The request:
Locate all lines with the word "мультирегионального" and copy them out.

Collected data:
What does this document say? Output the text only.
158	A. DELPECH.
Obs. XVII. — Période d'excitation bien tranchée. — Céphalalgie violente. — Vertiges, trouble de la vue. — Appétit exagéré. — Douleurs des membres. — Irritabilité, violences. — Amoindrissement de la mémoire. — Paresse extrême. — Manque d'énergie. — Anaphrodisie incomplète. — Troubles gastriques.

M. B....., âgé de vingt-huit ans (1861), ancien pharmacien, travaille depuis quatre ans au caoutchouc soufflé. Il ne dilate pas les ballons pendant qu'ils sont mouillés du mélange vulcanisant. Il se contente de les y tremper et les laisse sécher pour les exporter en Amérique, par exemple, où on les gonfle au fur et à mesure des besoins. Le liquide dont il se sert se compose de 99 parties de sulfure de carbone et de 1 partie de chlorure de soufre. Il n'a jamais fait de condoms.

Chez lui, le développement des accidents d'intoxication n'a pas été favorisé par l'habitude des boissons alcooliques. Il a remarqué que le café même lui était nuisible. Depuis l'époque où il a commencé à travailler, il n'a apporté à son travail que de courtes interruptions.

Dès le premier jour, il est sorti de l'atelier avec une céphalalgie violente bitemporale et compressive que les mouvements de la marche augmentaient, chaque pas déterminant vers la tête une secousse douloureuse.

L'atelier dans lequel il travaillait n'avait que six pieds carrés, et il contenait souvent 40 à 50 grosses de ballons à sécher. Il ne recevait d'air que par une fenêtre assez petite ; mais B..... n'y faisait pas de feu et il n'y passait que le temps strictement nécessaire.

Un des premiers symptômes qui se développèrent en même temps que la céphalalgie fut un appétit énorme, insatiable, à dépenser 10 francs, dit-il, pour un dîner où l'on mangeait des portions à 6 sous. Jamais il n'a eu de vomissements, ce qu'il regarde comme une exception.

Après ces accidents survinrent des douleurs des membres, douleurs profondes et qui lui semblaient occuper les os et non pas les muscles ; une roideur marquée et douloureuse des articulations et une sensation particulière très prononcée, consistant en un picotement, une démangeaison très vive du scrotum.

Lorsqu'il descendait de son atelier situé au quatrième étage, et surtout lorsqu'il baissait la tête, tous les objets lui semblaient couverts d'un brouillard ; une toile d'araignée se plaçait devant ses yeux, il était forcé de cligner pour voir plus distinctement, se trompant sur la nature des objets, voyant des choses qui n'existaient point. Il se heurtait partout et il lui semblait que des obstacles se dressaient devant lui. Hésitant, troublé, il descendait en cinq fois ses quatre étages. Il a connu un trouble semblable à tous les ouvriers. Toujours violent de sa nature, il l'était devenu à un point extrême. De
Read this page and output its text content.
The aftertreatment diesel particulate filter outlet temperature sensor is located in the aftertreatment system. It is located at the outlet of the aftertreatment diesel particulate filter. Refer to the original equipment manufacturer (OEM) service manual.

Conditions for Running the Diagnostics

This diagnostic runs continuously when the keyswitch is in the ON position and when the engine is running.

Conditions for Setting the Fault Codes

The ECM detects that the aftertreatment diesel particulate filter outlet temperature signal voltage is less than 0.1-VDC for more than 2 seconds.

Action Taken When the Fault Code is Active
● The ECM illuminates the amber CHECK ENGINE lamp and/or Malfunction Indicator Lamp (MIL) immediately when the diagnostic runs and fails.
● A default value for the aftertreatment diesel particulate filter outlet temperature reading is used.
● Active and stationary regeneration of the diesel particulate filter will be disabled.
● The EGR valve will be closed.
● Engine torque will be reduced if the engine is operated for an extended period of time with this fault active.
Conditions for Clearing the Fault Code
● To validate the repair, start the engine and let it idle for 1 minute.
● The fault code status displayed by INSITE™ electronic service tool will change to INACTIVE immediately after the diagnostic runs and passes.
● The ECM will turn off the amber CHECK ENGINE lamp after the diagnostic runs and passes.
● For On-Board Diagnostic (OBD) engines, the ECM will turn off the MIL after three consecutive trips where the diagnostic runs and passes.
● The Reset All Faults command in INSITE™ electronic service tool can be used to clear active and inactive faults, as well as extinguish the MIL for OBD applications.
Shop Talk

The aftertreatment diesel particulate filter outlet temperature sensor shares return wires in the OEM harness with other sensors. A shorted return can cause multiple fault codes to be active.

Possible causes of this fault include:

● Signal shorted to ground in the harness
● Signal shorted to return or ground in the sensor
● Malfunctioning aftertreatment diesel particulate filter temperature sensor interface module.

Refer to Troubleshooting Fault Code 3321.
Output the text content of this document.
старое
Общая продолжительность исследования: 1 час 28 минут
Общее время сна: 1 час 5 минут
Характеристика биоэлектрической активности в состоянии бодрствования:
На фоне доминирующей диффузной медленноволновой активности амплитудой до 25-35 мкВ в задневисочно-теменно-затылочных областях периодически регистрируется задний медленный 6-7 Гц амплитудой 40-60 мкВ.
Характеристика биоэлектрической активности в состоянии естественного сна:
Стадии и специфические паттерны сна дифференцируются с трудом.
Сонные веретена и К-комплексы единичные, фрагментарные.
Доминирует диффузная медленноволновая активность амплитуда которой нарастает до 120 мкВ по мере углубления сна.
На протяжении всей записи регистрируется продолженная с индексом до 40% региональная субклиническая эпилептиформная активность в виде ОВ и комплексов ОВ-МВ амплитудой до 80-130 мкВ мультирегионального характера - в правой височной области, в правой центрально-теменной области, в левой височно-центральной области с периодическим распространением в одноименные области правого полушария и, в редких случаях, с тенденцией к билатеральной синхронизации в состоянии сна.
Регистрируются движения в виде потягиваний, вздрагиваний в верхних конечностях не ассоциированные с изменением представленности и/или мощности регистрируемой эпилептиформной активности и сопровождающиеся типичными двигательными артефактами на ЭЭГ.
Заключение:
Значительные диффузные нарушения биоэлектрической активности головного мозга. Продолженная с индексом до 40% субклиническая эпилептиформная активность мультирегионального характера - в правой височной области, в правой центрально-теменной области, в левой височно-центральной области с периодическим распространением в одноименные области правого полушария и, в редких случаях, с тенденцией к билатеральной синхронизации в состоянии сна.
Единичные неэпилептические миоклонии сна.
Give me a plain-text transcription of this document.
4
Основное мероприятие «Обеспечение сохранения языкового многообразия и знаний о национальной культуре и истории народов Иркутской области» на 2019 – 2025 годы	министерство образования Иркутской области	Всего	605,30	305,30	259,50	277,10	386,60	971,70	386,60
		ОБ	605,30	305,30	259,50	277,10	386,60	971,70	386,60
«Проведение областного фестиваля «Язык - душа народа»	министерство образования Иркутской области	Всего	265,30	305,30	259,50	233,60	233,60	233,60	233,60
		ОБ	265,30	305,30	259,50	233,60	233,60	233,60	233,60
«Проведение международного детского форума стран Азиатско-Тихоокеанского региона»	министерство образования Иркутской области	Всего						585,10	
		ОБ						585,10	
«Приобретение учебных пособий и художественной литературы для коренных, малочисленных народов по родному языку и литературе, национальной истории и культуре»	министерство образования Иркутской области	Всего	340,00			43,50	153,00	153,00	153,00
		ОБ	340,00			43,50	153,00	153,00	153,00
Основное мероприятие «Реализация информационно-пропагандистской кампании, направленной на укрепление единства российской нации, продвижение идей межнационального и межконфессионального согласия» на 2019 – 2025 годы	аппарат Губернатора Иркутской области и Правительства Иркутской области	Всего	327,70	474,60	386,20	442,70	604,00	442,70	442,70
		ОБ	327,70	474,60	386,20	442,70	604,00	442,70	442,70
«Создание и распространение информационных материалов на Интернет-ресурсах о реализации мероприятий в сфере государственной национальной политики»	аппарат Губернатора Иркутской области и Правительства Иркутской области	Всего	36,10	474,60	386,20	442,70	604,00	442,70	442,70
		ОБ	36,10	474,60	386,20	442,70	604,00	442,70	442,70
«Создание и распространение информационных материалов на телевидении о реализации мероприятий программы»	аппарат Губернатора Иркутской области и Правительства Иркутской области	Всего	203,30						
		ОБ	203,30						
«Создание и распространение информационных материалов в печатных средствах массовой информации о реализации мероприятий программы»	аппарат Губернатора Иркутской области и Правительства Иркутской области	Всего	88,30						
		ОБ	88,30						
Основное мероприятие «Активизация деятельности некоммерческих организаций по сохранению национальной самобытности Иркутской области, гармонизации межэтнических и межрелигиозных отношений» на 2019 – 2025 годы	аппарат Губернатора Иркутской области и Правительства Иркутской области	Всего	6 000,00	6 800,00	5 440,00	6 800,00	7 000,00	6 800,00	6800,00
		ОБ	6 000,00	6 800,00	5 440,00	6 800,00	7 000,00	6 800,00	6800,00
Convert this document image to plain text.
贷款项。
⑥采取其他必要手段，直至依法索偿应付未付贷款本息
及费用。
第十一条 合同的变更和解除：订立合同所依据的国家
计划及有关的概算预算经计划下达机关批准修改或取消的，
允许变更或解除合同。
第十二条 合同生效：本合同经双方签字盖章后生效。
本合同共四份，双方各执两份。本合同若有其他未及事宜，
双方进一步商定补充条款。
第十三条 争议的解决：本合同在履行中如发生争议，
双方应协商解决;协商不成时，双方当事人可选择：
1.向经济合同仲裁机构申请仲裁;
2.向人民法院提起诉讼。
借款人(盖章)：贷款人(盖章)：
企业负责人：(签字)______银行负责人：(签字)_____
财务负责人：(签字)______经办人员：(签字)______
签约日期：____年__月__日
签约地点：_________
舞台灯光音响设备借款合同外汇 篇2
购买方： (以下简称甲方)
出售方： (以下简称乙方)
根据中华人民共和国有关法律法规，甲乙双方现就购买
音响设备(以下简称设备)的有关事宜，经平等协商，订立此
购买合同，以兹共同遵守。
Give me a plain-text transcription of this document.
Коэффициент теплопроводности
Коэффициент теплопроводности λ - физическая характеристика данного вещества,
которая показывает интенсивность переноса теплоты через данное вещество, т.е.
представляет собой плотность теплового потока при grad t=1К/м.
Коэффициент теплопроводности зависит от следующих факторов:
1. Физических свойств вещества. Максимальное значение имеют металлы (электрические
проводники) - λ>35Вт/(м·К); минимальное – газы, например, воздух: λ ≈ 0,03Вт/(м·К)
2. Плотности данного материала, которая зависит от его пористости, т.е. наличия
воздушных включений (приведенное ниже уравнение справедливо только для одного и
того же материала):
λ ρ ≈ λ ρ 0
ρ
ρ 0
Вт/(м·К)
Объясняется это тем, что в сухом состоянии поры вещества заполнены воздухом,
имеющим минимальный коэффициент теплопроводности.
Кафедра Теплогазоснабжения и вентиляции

Answer to the problem:
На протяжении всей записи регистрируется продолженная с индексом до 40% региональная субклиническая эпилептиформная активность в виде ОВ и комплексов ОВ-МВ амплитудой до 80-130 мкВ мультирегионального характера - в правой височной области, в правой центрально-теменной области, в левой височно-центральной области с периодическим распространением в одноименные области правого полушария и, в редких случаях, с тенденцией к билатеральной синхронизации в состоянии сна.
Значительные диффузные нарушения биоэлектрической активности головного мозга. Продолженная с индексом до 40% субклиническая эпилептиформная активность мультирегионального характера - в правой височной области, в правой центрально-теменной области, в левой височно-центральной области с периодическим распространением в одноименные области правого полушария и, в редких случаях, с тенденцией к билатеральной синхронизации в состоянии сна.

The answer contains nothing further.